PROVIDED MATERIAL:
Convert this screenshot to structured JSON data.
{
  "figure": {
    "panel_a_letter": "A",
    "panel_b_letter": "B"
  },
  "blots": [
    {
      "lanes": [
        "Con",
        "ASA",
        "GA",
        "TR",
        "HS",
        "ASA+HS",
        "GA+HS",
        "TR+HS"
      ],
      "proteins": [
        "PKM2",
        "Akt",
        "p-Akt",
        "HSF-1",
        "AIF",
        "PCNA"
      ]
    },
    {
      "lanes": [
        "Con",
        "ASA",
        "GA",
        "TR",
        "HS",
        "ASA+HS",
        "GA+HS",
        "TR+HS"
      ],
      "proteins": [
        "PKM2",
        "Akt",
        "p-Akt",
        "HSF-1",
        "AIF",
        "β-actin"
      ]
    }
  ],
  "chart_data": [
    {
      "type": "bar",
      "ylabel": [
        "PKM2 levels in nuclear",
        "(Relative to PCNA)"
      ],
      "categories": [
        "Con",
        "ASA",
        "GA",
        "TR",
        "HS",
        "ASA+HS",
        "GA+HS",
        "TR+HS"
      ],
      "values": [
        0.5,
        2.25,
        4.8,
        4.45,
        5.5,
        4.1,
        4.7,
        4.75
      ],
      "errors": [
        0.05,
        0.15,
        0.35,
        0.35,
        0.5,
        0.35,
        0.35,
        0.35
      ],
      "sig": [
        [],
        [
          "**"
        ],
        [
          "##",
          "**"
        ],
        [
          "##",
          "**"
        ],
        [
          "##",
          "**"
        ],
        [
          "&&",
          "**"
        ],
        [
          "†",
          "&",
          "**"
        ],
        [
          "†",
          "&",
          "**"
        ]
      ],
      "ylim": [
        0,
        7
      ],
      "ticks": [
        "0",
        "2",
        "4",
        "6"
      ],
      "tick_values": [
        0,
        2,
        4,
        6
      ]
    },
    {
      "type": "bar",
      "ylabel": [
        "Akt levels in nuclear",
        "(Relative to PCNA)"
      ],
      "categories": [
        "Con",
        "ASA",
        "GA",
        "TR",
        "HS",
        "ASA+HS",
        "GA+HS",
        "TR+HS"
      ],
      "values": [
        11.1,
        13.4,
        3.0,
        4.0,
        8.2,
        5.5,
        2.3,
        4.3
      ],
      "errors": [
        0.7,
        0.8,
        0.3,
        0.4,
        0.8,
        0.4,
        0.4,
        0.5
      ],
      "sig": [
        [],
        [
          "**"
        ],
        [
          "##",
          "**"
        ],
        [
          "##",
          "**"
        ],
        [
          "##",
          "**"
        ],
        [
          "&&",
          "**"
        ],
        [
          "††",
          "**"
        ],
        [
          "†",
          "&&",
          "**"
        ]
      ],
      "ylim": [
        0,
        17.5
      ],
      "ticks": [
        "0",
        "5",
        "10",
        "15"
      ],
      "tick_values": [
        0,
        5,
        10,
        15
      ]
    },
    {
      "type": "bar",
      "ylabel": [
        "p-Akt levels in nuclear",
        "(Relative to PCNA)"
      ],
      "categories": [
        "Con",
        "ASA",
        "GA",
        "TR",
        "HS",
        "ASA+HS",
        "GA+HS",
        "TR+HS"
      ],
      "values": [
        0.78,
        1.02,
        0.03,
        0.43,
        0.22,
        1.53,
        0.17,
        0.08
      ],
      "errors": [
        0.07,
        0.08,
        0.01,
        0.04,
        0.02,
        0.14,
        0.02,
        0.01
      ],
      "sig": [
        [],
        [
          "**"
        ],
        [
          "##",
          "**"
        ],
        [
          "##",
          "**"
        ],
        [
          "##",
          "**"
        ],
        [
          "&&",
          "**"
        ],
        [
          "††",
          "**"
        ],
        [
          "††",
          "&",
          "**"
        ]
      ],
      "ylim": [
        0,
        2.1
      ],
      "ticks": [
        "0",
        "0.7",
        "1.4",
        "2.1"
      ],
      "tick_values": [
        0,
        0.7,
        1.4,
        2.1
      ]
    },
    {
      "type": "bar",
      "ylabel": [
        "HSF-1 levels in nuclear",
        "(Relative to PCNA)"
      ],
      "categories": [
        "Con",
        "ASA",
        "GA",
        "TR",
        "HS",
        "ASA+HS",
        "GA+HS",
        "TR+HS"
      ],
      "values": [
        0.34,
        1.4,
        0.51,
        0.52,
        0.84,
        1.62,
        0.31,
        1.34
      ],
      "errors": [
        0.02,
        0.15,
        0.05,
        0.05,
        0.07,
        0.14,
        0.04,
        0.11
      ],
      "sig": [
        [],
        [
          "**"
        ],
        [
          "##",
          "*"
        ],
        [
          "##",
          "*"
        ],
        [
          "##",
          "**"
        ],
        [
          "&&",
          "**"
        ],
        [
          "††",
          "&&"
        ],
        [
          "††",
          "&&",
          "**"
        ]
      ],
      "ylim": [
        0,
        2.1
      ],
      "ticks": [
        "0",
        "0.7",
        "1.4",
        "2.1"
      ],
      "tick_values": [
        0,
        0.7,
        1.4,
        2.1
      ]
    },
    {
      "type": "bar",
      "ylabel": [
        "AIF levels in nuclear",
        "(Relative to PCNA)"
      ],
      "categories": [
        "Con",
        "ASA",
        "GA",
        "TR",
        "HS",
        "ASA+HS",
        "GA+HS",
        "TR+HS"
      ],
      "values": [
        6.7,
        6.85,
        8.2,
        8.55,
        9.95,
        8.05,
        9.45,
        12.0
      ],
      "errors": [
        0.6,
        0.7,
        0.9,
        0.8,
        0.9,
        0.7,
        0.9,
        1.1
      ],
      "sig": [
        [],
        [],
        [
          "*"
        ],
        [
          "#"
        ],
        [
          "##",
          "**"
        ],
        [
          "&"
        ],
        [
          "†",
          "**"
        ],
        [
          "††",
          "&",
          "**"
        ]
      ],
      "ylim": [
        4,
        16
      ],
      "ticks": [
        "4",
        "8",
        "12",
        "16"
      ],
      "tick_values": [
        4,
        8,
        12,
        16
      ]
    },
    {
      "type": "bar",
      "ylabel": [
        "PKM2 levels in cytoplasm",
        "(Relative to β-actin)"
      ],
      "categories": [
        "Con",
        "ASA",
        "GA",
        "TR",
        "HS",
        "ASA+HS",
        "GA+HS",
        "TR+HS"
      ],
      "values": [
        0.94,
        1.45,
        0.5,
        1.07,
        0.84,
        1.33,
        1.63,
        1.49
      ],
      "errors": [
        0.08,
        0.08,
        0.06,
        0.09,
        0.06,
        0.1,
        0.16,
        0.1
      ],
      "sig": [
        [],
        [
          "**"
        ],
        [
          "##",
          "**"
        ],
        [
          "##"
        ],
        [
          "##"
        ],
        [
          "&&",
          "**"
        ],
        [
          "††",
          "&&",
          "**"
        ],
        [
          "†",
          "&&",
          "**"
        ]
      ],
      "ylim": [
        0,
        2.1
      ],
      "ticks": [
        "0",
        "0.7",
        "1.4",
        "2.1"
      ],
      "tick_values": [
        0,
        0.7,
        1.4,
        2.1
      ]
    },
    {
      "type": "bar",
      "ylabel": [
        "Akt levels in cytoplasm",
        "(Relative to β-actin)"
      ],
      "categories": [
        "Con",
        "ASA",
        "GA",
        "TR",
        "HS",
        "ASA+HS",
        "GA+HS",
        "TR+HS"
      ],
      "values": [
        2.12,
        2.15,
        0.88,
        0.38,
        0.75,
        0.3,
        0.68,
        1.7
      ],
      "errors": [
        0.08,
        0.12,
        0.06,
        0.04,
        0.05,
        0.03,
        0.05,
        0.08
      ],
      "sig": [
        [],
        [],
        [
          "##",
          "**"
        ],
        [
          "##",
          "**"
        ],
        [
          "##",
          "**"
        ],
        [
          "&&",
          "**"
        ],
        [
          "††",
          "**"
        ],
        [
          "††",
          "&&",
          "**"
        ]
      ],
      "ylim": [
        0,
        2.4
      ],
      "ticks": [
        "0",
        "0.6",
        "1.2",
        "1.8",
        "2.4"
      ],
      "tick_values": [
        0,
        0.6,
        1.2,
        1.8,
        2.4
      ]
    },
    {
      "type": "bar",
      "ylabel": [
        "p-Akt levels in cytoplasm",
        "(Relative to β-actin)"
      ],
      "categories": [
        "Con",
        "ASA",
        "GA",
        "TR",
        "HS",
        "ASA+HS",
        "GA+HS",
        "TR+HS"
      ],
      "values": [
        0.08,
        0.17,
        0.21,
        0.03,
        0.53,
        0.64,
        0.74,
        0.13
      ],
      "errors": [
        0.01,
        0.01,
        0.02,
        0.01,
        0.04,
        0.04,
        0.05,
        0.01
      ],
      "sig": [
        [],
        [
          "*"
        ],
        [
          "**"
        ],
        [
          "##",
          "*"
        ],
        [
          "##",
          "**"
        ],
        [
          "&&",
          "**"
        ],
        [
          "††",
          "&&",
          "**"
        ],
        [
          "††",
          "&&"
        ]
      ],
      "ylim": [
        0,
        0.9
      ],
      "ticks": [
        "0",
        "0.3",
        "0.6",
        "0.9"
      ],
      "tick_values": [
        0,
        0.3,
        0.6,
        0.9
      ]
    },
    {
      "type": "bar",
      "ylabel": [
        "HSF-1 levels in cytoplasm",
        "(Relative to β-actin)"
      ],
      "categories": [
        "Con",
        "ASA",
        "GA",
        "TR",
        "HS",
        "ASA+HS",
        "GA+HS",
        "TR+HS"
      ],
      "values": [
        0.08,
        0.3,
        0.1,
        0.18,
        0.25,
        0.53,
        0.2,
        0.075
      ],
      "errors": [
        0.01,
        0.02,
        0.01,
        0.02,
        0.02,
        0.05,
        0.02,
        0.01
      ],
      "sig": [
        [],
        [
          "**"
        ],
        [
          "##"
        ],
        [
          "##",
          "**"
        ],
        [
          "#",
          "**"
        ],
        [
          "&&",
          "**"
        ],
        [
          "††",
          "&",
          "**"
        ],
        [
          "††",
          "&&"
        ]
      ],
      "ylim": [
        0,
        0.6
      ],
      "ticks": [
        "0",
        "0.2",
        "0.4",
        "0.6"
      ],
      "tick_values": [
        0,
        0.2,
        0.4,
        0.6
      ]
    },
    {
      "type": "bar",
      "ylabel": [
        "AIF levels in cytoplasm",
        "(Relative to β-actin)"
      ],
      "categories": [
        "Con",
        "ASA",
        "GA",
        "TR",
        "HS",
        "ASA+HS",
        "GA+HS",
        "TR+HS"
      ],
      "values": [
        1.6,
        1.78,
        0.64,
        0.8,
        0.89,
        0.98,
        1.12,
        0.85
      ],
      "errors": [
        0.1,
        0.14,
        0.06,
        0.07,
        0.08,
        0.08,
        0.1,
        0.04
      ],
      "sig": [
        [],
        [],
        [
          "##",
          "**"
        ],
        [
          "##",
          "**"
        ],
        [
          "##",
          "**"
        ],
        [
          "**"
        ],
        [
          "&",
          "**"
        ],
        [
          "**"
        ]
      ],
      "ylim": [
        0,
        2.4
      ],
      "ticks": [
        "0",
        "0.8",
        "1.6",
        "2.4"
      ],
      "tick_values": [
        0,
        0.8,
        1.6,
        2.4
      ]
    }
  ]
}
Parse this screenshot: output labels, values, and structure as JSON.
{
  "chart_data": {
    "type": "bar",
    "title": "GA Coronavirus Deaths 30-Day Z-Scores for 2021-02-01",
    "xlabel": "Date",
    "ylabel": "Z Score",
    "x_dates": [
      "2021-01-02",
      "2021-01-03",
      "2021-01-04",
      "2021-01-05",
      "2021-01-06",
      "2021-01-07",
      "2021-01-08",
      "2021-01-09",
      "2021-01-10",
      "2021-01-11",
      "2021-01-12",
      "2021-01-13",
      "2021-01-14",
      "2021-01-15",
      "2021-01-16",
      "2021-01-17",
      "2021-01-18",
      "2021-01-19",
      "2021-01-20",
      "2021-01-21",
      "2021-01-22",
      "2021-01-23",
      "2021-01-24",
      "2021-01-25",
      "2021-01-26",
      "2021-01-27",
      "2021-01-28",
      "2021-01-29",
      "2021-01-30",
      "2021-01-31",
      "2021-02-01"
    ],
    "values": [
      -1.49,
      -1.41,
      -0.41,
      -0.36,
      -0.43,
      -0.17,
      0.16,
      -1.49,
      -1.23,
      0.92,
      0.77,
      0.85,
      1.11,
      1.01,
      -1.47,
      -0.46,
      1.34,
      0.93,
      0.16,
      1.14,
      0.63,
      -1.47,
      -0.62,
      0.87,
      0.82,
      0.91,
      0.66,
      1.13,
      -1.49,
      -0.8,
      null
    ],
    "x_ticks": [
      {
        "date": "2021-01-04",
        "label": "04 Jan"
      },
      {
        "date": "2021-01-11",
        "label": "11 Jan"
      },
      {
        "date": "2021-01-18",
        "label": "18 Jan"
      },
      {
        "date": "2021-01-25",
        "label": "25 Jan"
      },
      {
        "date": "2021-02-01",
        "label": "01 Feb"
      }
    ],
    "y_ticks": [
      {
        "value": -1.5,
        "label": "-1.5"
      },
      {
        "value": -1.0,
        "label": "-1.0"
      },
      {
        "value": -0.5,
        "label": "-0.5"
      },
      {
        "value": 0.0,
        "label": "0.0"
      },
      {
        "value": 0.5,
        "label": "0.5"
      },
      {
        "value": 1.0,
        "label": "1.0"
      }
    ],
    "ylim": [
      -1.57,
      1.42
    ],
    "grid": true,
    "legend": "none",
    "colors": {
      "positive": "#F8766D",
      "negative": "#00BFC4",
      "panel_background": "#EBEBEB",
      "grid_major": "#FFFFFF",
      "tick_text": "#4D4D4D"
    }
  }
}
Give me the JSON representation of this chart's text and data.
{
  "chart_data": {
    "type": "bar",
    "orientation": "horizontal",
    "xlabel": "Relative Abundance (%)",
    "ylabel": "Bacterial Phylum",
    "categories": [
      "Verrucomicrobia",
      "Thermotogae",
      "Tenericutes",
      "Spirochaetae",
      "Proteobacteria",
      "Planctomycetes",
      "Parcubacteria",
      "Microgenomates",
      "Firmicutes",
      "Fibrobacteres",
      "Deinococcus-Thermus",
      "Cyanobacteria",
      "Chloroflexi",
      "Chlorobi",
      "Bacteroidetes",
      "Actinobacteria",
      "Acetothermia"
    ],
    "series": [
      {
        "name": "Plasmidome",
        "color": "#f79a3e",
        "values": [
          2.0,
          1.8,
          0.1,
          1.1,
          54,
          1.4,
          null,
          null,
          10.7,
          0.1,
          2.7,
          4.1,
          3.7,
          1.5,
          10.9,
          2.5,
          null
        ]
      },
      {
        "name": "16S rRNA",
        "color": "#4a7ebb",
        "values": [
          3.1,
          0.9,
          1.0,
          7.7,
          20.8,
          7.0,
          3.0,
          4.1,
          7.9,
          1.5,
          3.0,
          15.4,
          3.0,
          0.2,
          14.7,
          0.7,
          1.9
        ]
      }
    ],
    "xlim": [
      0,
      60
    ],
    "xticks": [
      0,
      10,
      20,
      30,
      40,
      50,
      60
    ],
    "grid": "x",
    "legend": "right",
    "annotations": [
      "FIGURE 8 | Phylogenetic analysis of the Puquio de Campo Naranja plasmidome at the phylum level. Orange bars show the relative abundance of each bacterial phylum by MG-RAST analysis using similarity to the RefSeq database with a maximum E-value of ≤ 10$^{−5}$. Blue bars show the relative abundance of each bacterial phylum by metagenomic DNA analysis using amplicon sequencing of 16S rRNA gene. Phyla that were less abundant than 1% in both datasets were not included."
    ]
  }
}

YOUR ASSIGNMENT: Lines in the data above may contain the word "JSON"; count them and give only the number.

PROBLEM SOLUTION: 3